** TASK **
List the lines of this listing that hold the word "tassi".

[Stored items]
=====

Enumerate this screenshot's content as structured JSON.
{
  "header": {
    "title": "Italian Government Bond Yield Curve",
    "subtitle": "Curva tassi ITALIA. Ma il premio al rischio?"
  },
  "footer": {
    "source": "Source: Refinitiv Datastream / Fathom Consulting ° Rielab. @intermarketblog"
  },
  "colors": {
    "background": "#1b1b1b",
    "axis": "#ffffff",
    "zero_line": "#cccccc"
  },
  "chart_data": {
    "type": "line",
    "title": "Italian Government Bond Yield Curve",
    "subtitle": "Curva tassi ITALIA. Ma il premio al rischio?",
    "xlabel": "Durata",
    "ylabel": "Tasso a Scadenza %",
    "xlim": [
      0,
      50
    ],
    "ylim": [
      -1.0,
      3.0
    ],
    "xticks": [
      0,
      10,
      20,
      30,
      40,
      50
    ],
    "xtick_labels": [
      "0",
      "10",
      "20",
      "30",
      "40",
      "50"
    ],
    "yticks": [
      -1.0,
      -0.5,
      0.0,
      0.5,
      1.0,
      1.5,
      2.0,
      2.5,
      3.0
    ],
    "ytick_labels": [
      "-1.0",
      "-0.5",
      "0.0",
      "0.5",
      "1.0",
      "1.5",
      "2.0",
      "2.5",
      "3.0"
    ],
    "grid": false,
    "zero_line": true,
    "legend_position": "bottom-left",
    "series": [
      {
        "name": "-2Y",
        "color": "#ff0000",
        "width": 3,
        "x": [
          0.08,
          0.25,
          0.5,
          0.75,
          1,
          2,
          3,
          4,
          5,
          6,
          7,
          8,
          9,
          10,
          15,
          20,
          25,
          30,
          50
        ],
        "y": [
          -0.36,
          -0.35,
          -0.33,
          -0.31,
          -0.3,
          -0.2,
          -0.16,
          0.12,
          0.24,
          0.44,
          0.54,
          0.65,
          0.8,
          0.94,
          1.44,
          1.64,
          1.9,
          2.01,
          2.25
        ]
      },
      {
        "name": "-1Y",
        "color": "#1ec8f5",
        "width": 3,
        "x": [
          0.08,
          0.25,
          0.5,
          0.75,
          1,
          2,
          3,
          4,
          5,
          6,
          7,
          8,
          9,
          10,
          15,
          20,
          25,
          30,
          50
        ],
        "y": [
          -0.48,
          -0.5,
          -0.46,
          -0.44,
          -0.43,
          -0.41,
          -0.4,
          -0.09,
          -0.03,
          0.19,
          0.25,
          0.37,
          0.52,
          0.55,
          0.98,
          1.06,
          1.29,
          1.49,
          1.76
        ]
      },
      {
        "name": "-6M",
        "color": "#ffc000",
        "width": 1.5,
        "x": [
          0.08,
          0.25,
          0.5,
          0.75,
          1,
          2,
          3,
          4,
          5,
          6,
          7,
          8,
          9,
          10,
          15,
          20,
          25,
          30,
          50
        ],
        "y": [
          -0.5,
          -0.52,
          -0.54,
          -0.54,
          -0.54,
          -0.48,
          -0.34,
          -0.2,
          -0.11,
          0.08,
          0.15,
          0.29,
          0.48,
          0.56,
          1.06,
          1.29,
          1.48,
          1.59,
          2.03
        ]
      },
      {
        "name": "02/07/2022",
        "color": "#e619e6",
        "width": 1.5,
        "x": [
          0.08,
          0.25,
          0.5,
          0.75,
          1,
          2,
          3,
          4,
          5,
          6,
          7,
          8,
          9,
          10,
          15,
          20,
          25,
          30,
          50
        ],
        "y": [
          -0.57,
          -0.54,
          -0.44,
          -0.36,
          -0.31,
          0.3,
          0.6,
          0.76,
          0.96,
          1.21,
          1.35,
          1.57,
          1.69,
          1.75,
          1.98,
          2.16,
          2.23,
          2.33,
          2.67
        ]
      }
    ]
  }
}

=====

** RESPONSE BELOW **
    "subtitle": "Curva tassi ITALIA. Ma il premio al rischio?"
    "subtitle": "Curva tassi ITALIA. Ma il premio al rischio?",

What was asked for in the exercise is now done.